**Text block:**
########################################

Have a look at csvkit. It provides a set of tools that adhere to the UNIX philosophy (meaning they are small, simple, single-purposed and can be combined).
Here is an example that extracts the ten most populated cities in Germany from the free Maxmind World Cities database and displays the result in a console-readable format:
$ csvgrep -e iso-8859-1 -c 1 -m "de" worldcitiespop | csvgrep -c 5 -r "\d+"
| csvsort -r -c 5 -l | csvcut -c 1,2,4,6 | head -n 11 | csvlook
-----------------------------------------------------
| line_number | Country | AccentCity | Population |
-----------------------------------------------------
| 1 | de | Berlin | 3398362 |
| 2 | de | Hamburg | 1733846 |
| 3 | de | Munich | 1246133 |
| 4 | de | Cologne | 968823 |
| 5 | de | Frankfurt | 648034 |
| 6 | de | Dortmund | 594255 |
| 7 | de | Stuttgart | 591688 |
| 8 | de | Düsseldorf | 577139 |
| 9 | de | Essen | 576914 |
| 10 | de | Bremen | 546429 |
-----------------------------------------------------
Csvkit is platform independent because it is written in Python.

Tabview: lightweight python curses command line CSV file viewer (and also other tabular Python data, like a list of lists) is here on Github
Features:
Python 2.7+, 3.x
Unicode support
Spreadsheet-like view for easily visualizing tabular data
Vim-like navigation (h,j,k,l, g(top), G(bottom), 12G goto line 12, m - mark,
' - goto mark, etc.)
Toggle persistent header row
Dynamically resize column widths and gap
Sort ascending or descending by any column. 'Natural' order sort for numeric values.
Full-text search, n and p to cycle between search results
'Enter' to view the full cell contents
Yank cell contents to clipboard
F1 or ? for keybindings
Can also use from python command line to visualize any tabular data (e.g.
list-of-lists)

If you're a vimmer, use the CSV plugin, which is juuust beautiful:
.

The nodejs package tecfu/tty-table can be globally installed to do precisely this:
apt-get install nodejs
npm i -g tty-table
cat data.csv | tty-table
It can also handle streams.
For more info, see the docs for terminal usage here.

xsv is more than a viewer. I recommend it for most CSV task on the command line, especially when dealing with large datasets.

I used pisswillis's answer for a long time.
csview()
{
local file="$1"
sed "s/,/\t/g" "$file" | less -S
}
But then combined some code I found at http://chrisjean.com/2011/06/17/view-csv-data-from-the-command-line which works better for me:
csview()
{
local file="$1"
cat "$file" | sed -e 's/,,/, ,/g' | column -s, -t | less -#5 -N -S
}
The reason it works better for me is that it handles wide columns better.

Ofri's answer gives you everything you asked for.
But.. if you don't want to remember the command you can add this to your ~/.bashrc (or equivalent):
csview()
{
local file="$1"

########################################

**Information provided:**

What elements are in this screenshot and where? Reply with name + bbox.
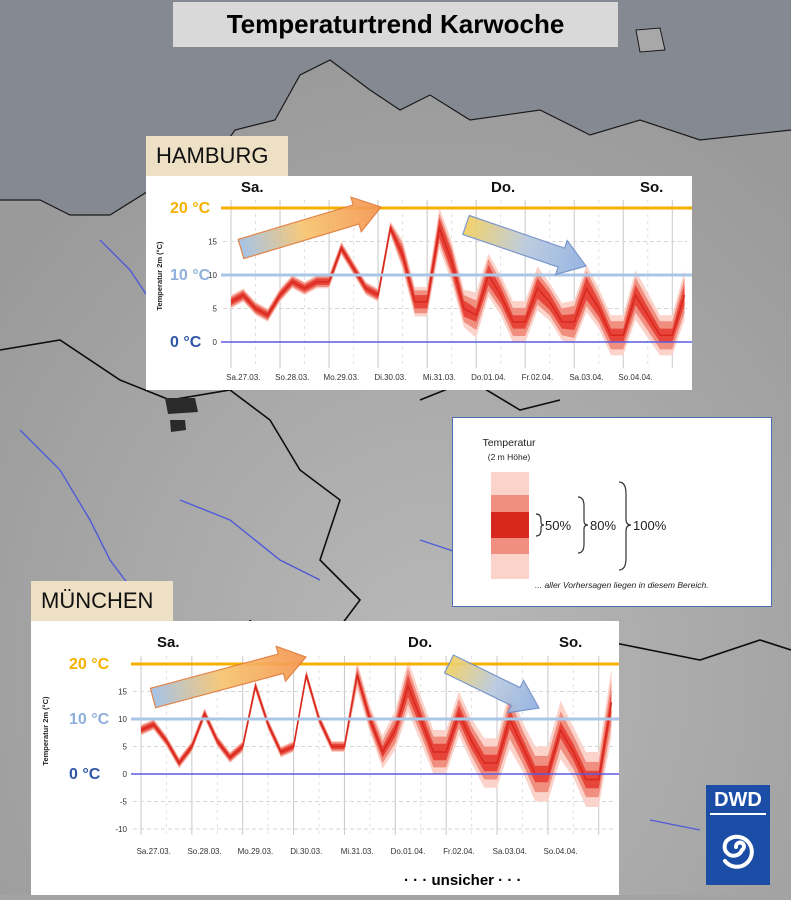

########################################

**Description of the task:**
Pick up the discussion of viewing CSV files in a terminal at the point where its text stops, and write the part that comes next. The material isn't needed here.

**Answer for the task:**
sed "s/,/\t/g" "$file" | less -S
}
This is exactly the same as Ofri's answer except I have wrapped it in a shell function and am using the less -S option to stop the wrapping of lines (makes less behaves more like a office/oocalc).
Open a new shell (or type source ~/.bashrc in your current shell) and run the command using:
csview <filename>

Here's a (probably too) simple option:
sed "s/,/\t/g" filename.csv | less

Yet another multi-functional CSV (and not only) manipulation tool: Miller. From its own description, it is like awk, sed, cut, join, and sort for name-indexed data such as CSV, TSV, and tabular JSON. (link to github repository: https://github.com/johnkerl/miller)

tblless in the Tabulator package wraps the unix column command, and also aligns numeric columns.

I've created tablign for these (and other) purposes. Install with
pip install tablign
and
$ cat test.csv
Header1,Header2,Header3
Pizza,Artichoke dip,Bob's Special of the Day
BLT,Ham on rye with the works,
$ tablign test.csv
Header1 , Header2 , Header3
Pizza , Artichoke dip , Bob's Special of the Day
BLT , Ham on rye with the works ,
Also works if the data is separated by something else than commas. Most importantly, it preserves the delimiters so you can also use it to style your ASCII tables without sacrificing your [Markdown,CSV,LaTeX] syntax.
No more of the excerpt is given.